MATERIALS PROVIDED:
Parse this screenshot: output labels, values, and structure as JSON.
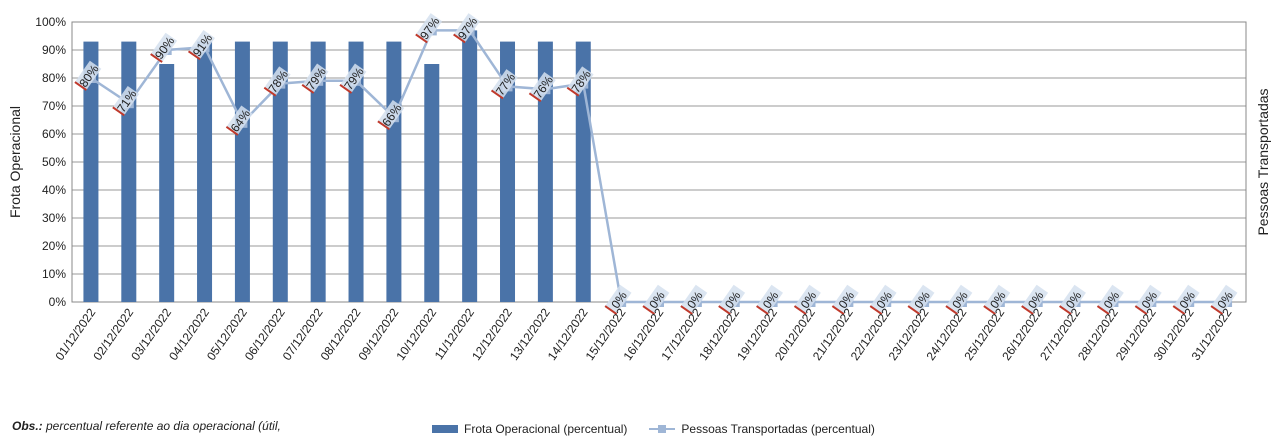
{
  "chart_data": {
    "type": "bar",
    "categories": [
      "01/12/2022",
      "02/12/2022",
      "03/12/2022",
      "04/12/2022",
      "05/12/2022",
      "06/12/2022",
      "07/12/2022",
      "08/12/2022",
      "09/12/2022",
      "10/12/2022",
      "11/12/2022",
      "12/12/2022",
      "13/12/2022",
      "14/12/2022",
      "15/12/2022",
      "16/12/2022",
      "17/12/2022",
      "18/12/2022",
      "19/12/2022",
      "20/12/2022",
      "21/12/2022",
      "22/12/2022",
      "23/12/2022",
      "24/12/2022",
      "25/12/2022",
      "26/12/2022",
      "27/12/2022",
      "28/12/2022",
      "29/12/2022",
      "30/12/2022",
      "31/12/2022"
    ],
    "series": [
      {
        "name": "Frota Operacional (percentual)",
        "kind": "bar",
        "color": "#4a73a8",
        "values": [
          93,
          93,
          85,
          93,
          93,
          93,
          93,
          93,
          93,
          85,
          97,
          93,
          93,
          93,
          0,
          0,
          0,
          0,
          0,
          0,
          0,
          0,
          0,
          0,
          0,
          0,
          0,
          0,
          0,
          0,
          0
        ]
      },
      {
        "name": "Pessoas Transportadas (percentual)",
        "kind": "line",
        "color": "#9fb6d6",
        "values": [
          80,
          71,
          90,
          91,
          64,
          78,
          79,
          79,
          66,
          97,
          97,
          77,
          76,
          78,
          0,
          0,
          0,
          0,
          0,
          0,
          0,
          0,
          0,
          0,
          0,
          0,
          0,
          0,
          0,
          0,
          0
        ],
        "data_labels": [
          "80%",
          "71%",
          "90%",
          "91%",
          "64%",
          "78%",
          "79%",
          "79%",
          "66%",
          "97%",
          "97%",
          "77%",
          "76%",
          "78%",
          "0%",
          "0%",
          "0%",
          "0%",
          "0%",
          "0%",
          "0%",
          "0%",
          "0%",
          "0%",
          "0%",
          "0%",
          "0%",
          "0%",
          "0%",
          "0%",
          "0%"
        ]
      }
    ],
    "yticks": [
      "0%",
      "10%",
      "20%",
      "30%",
      "40%",
      "50%",
      "60%",
      "70%",
      "80%",
      "90%",
      "100%"
    ],
    "ylim": [
      0,
      100
    ],
    "ylabel": "Frota Operacional",
    "y2label": "Pessoas Transportadas",
    "grid": true,
    "legend_position": "bottom"
  },
  "legend": {
    "bar_label": "Frota Operacional (percentual)",
    "line_label": "Pessoas Transportadas (percentual)"
  },
  "note": {
    "bold": "Obs.:",
    "text": " percentual referente ao dia operacional (útil,"
  },
  "colors": {
    "bar": "#4a73a8",
    "line": "#9fb6d6",
    "label_mark": "#c0392b",
    "grid": "#999999"
  }
}
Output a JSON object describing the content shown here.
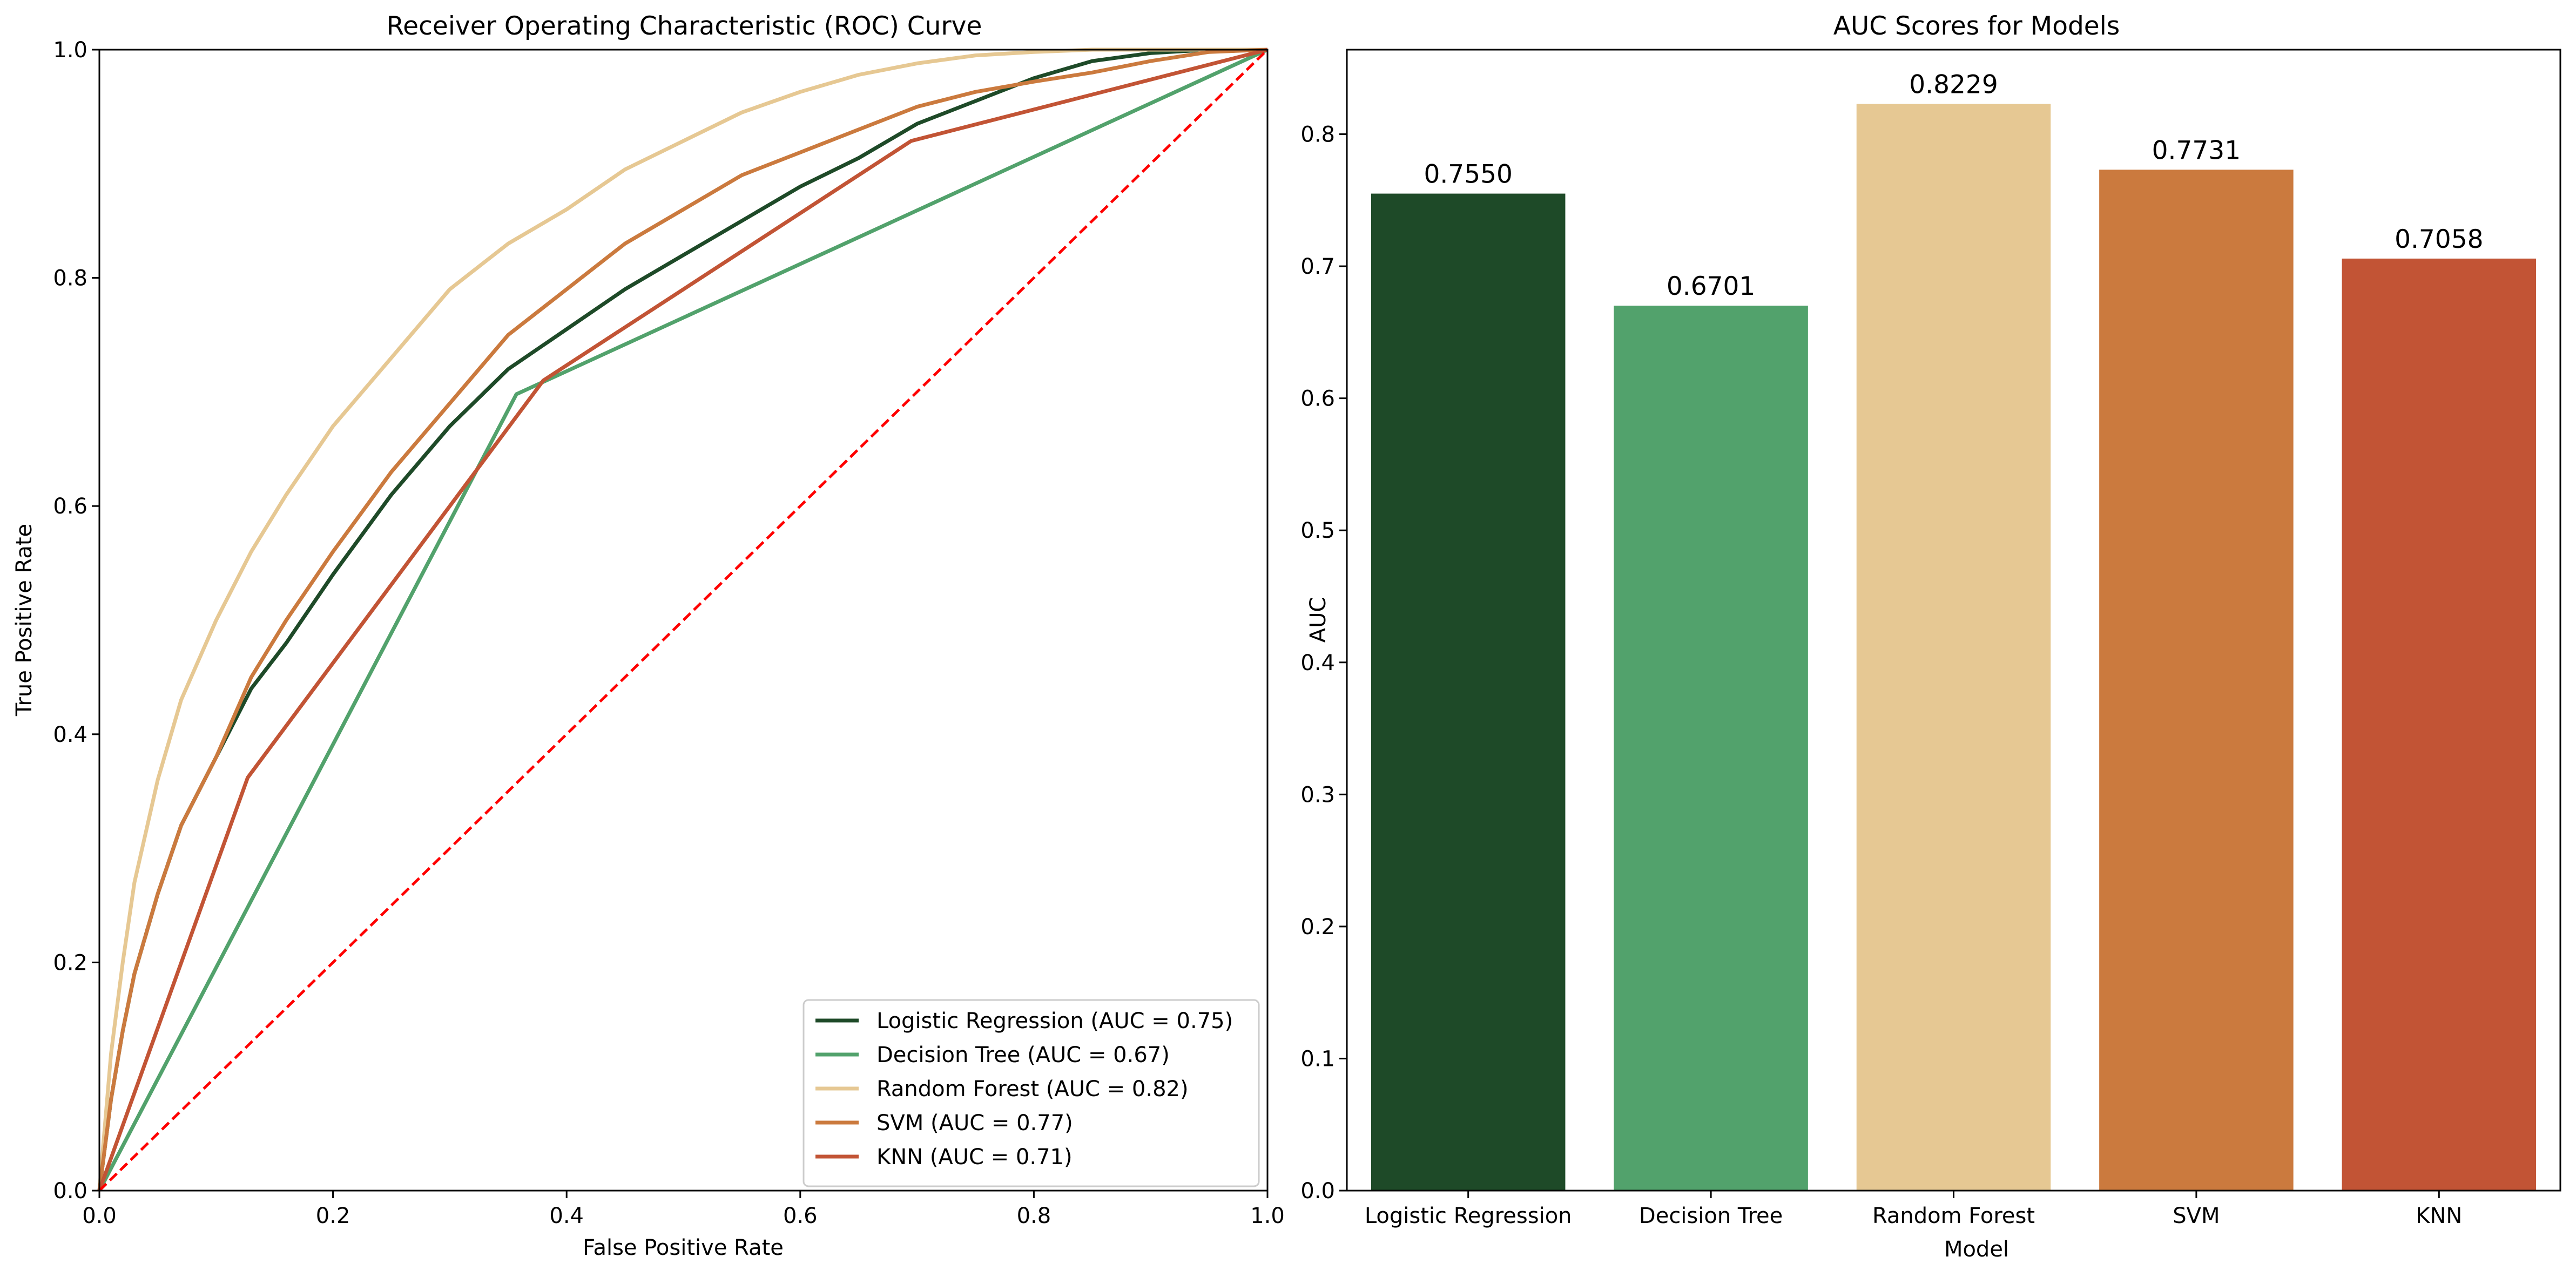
{
  "chart_data": [
    {
      "type": "line",
      "title": "Receiver Operating Characteristic (ROC) Curve",
      "xlabel": "False Positive Rate",
      "ylabel": "True Positive Rate",
      "xlim": [
        0.0,
        1.0
      ],
      "ylim": [
        0.0,
        1.0
      ],
      "xticks": [
        "0.0",
        "0.2",
        "0.4",
        "0.6",
        "0.8",
        "1.0"
      ],
      "yticks": [
        "0.0",
        "0.2",
        "0.4",
        "0.6",
        "0.8",
        "1.0"
      ],
      "grid": false,
      "legend_position": "bottom-right",
      "series": [
        {
          "name": "Logistic Regression (AUC = 0.75)",
          "color": "#1e4a28",
          "x": [
            0,
            0.01,
            0.02,
            0.03,
            0.05,
            0.07,
            0.1,
            0.13,
            0.16,
            0.2,
            0.25,
            0.3,
            0.35,
            0.4,
            0.45,
            0.5,
            0.55,
            0.6,
            0.65,
            0.7,
            0.75,
            0.8,
            0.85,
            0.9,
            0.95,
            1.0
          ],
          "y": [
            0,
            0.08,
            0.14,
            0.19,
            0.26,
            0.32,
            0.38,
            0.44,
            0.48,
            0.54,
            0.61,
            0.67,
            0.72,
            0.755,
            0.79,
            0.82,
            0.85,
            0.88,
            0.905,
            0.935,
            0.955,
            0.975,
            0.99,
            0.997,
            1.0,
            1.0
          ]
        },
        {
          "name": "Decision Tree (AUC = 0.67)",
          "color": "#52a26c",
          "x": [
            0,
            0.357,
            1.0
          ],
          "y": [
            0,
            0.698,
            1.0
          ]
        },
        {
          "name": "Random Forest (AUC = 0.82)",
          "color": "#e6c893",
          "x": [
            0,
            0.01,
            0.02,
            0.03,
            0.05,
            0.07,
            0.1,
            0.13,
            0.16,
            0.2,
            0.25,
            0.3,
            0.35,
            0.4,
            0.45,
            0.5,
            0.55,
            0.6,
            0.65,
            0.7,
            0.75,
            0.8,
            0.85,
            0.9,
            0.95,
            1.0
          ],
          "y": [
            0,
            0.12,
            0.2,
            0.27,
            0.36,
            0.43,
            0.5,
            0.56,
            0.61,
            0.67,
            0.73,
            0.79,
            0.83,
            0.86,
            0.895,
            0.92,
            0.945,
            0.963,
            0.978,
            0.988,
            0.995,
            0.998,
            1.0,
            1.0,
            1.0,
            1.0
          ]
        },
        {
          "name": "SVM (AUC = 0.77)",
          "color": "#cb7a3e",
          "x": [
            0,
            0.01,
            0.02,
            0.03,
            0.05,
            0.07,
            0.1,
            0.13,
            0.16,
            0.2,
            0.25,
            0.3,
            0.35,
            0.4,
            0.45,
            0.5,
            0.55,
            0.6,
            0.65,
            0.7,
            0.75,
            0.8,
            0.85,
            0.9,
            0.95,
            1.0
          ],
          "y": [
            0,
            0.08,
            0.14,
            0.19,
            0.26,
            0.32,
            0.38,
            0.45,
            0.5,
            0.56,
            0.63,
            0.69,
            0.75,
            0.79,
            0.83,
            0.86,
            0.89,
            0.91,
            0.93,
            0.95,
            0.963,
            0.972,
            0.98,
            0.99,
            0.998,
            1.0
          ]
        },
        {
          "name": "KNN (AUC = 0.71)",
          "color": "#c25435",
          "x": [
            0,
            0.127,
            0.38,
            0.695,
            1.0
          ],
          "y": [
            0,
            0.362,
            0.71,
            0.92,
            1.0
          ]
        }
      ],
      "reference_line": {
        "x": [
          0,
          1
        ],
        "y": [
          0,
          1
        ],
        "color": "#ff0000",
        "style": "dashed"
      }
    },
    {
      "type": "bar",
      "title": "AUC Scores for Models",
      "xlabel": "Model",
      "ylabel": "AUC",
      "categories": [
        "Logistic Regression",
        "Decision Tree",
        "Random Forest",
        "SVM",
        "KNN"
      ],
      "values": [
        0.755,
        0.6701,
        0.8229,
        0.7731,
        0.7058
      ],
      "value_labels": [
        "0.7550",
        "0.6701",
        "0.8229",
        "0.7731",
        "0.7058"
      ],
      "colors": [
        "#1e4a28",
        "#52a26c",
        "#e6c893",
        "#cb7a3e",
        "#c25435"
      ],
      "ylim": [
        0.0,
        0.864
      ],
      "yticks": [
        "0.0",
        "0.1",
        "0.2",
        "0.3",
        "0.4",
        "0.5",
        "0.6",
        "0.7",
        "0.8"
      ],
      "grid": false
    }
  ]
}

DO THIS:
All of the data above should be quoted exactly, except for the pictures.

TASK RESPONSE:
Parse this screenshot: output labels, values, and structure as JSON.
{
  "chart_data": {
    "type": "bar",
    "categories": [
      "01/12/2022",
      "02/12/2022",
      "03/12/2022",
      "04/12/2022",
      "05/12/2022",
      "06/12/2022",
      "07/12/2022",
      "08/12/2022",
      "09/12/2022",
      "10/12/2022",
      "11/12/2022",
      "12/12/2022",
      "13/12/2022",
      "14/12/2022",
      "15/12/2022",
      "16/12/2022",
      "17/12/2022",
      "18/12/2022",
      "19/12/2022",
      "20/12/2022",
      "21/12/2022",
      "22/12/2022",
      "23/12/2022",
      "24/12/2022",
      "25/12/2022",
      "26/12/2022",
      "27/12/2022",
      "28/12/2022",
      "29/12/2022",
      "30/12/2022",
      "31/12/2022"
    ],
    "series": [
      {
        "name": "Frota Operacional (percentual)",
        "kind": "bar",
        "color": "#4a73a8",
        "values": [
          93,
          93,
          85,
          93,
          93,
          93,
          93,
          93,
          93,
          85,
          97,
          93,
          93,
          93,
          0,
          0,
          0,
          0,
          0,
          0,
          0,
          0,
          0,
          0,
          0,
          0,
          0,
          0,
          0,
          0,
          0
        ]
      },
      {
        "name": "Pessoas Transportadas (percentual)",
        "kind": "line",
        "color": "#9fb6d6",
        "values": [
          80,
          71,
          90,
          91,
          64,
          78,
          79,
          79,
          66,
          97,
          97,
          77,
          76,
          78,
          0,
          0,
          0,
          0,
          0,
          0,
          0,
          0,
          0,
          0,
          0,
          0,
          0,
          0,
          0,
          0,
          0
        ],
        "data_labels": [
          "80%",
          "71%",
          "90%",
          "91%",
          "64%",
          "78%",
          "79%",
          "79%",
          "66%",
          "97%",
          "97%",
          "77%",
          "76%",
          "78%",
          "0%",
          "0%",
          "0%",
          "0%",
          "0%",
          "0%",
          "0%",
          "0%",
          "0%",
          "0%",
          "0%",
          "0%",
          "0%",
          "0%",
          "0%",
          "0%",
          "0%"
        ]
      }
    ],
    "yticks": [
      "0%",
      "10%",
      "20%",
      "30%",
      "40%",
      "50%",
      "60%",
      "70%",
      "80%",
      "90%",
      "100%"
    ],
    "ylim": [
      0,
      100
    ],
    "ylabel": "Frota Operacional",
    "y2label": "Pessoas Transportadas",
    "grid": true,
    "legend_position": "bottom"
  },
  "legend": {
    "bar_label": "Frota Operacional (percentual)",
    "line_label": "Pessoas Transportadas (percentual)"
  },
  "note": {
    "bold": "Obs.:",
    "text": " percentual referente ao dia operacional (útil,"
  },
  "colors": {
    "bar": "#4a73a8",
    "line": "#9fb6d6",
    "label_mark": "#c0392b",
    "grid": "#999999"
  }
}
Output a JSON object describing the content shown here.
{
  "chart_data": [
    {
      "type": "line",
      "title": "Receiver Operating Characteristic (ROC) Curve",
      "xlabel": "False Positive Rate",
      "ylabel": "True Positive Rate",
      "xlim": [
        0.0,
        1.0
      ],
      "ylim": [
        0.0,
        1.0
      ],
      "xticks": [
        "0.0",
        "0.2",
        "0.4",
        "0.6",
        "0.8",
        "1.0"
      ],
      "yticks": [
        "0.0",
        "0.2",
        "0.4",
        "0.6",
        "0.8",
        "1.0"
      ],
      "grid": false,
      "legend_position": "bottom-right",
      "series": [
        {
          "name": "Logistic Regression (AUC = 0.75)",
          "color": "#1e4a28",
          "x": [
            0,
            0.01,
            0.02,
            0.03,
            0.05,
            0.07,
            0.1,
            0.13,
            0.16,
            0.2,
            0.25,
            0.3,
            0.35,
            0.4,
            0.45,
            0.5,
            0.55,
            0.6,
            0.65,
            0.7,
            0.75,
            0.8,
            0.85,
            0.9,
            0.95,
            1.0
          ],
          "y": [
            0,
            0.08,
            0.14,
            0.19,
            0.26,
            0.32,
            0.38,
            0.44,
            0.48,
            0.54,
            0.61,
            0.67,
            0.72,
            0.755,
            0.79,
            0.82,
            0.85,
            0.88,
            0.905,
            0.935,
            0.955,
            0.975,
            0.99,
            0.997,
            1.0,
            1.0
          ]
        },
        {
          "name": "Decision Tree (AUC = 0.67)",
          "color": "#52a26c",
          "x": [
            0,
            0.357,
            1.0
          ],
          "y": [
            0,
            0.698,
            1.0
          ]
        },
        {
          "name": "Random Forest (AUC = 0.82)",
          "color": "#e6c893",
          "x": [
            0,
            0.01,
            0.02,
            0.03,
            0.05,
            0.07,
            0.1,
            0.13,
            0.16,
            0.2,
            0.25,
            0.3,
            0.35,
            0.4,
            0.45,
            0.5,
            0.55,
            0.6,
            0.65,
            0.7,
            0.75,
            0.8,
            0.85,
            0.9,
            0.95,
            1.0
          ],
          "y": [
            0,
            0.12,
            0.2,
            0.27,
            0.36,
            0.43,
            0.5,
            0.56,
            0.61,
            0.67,
            0.73,
            0.79,
            0.83,
            0.86,
            0.895,
            0.92,
            0.945,
            0.963,
            0.978,
            0.988,
            0.995,
            0.998,
            1.0,
            1.0,
            1.0,
            1.0
          ]
        },
        {
          "name": "SVM (AUC = 0.77)",
          "color": "#cb7a3e",
          "x": [
            0,
            0.01,
            0.02,
            0.03,
            0.05,
            0.07,
            0.1,
            0.13,
            0.16,
            0.2,
            0.25,
            0.3,
            0.35,
            0.4,
            0.45,
            0.5,
            0.55,
            0.6,
            0.65,
            0.7,
            0.75,
            0.8,
            0.85,
            0.9,
            0.95,
            1.0
          ],
          "y": [
            0,
            0.08,
            0.14,
            0.19,
            0.26,
            0.32,
            0.38,
            0.45,
            0.5,
            0.56,
            0.63,
            0.69,
            0.75,
            0.79,
            0.83,
            0.86,
            0.89,
            0.91,
            0.93,
            0.95,
            0.963,
            0.972,
            0.98,
            0.99,
            0.998,
            1.0
          ]
        },
        {
          "name": "KNN (AUC = 0.71)",
          "color": "#c25435",
          "x": [
            0,
            0.127,
            0.38,
            0.695,
            1.0
          ],
          "y": [
            0,
            0.362,
            0.71,
            0.92,
            1.0
          ]
        }
      ],
      "reference_line": {
        "x": [
          0,
          1
        ],
        "y": [
          0,
          1
        ],
        "color": "#ff0000",
        "style": "dashed"
      }
    },
    {
      "type": "bar",
      "title": "AUC Scores for Models",
      "xlabel": "Model",
      "ylabel": "AUC",
      "categories": [
        "Logistic Regression",
        "Decision Tree",
        "Random Forest",
        "SVM",
        "KNN"
      ],
      "values": [
        0.755,
        0.6701,
        0.8229,
        0.7731,
        0.7058
      ],
      "value_labels": [
        "0.7550",
        "0.6701",
        "0.8229",
        "0.7731",
        "0.7058"
      ],
      "colors": [
        "#1e4a28",
        "#52a26c",
        "#e6c893",
        "#cb7a3e",
        "#c25435"
      ],
      "ylim": [
        0.0,
        0.864
      ],
      "yticks": [
        "0.0",
        "0.1",
        "0.2",
        "0.3",
        "0.4",
        "0.5",
        "0.6",
        "0.7",
        "0.8"
      ],
      "grid": false
    }
  ]
}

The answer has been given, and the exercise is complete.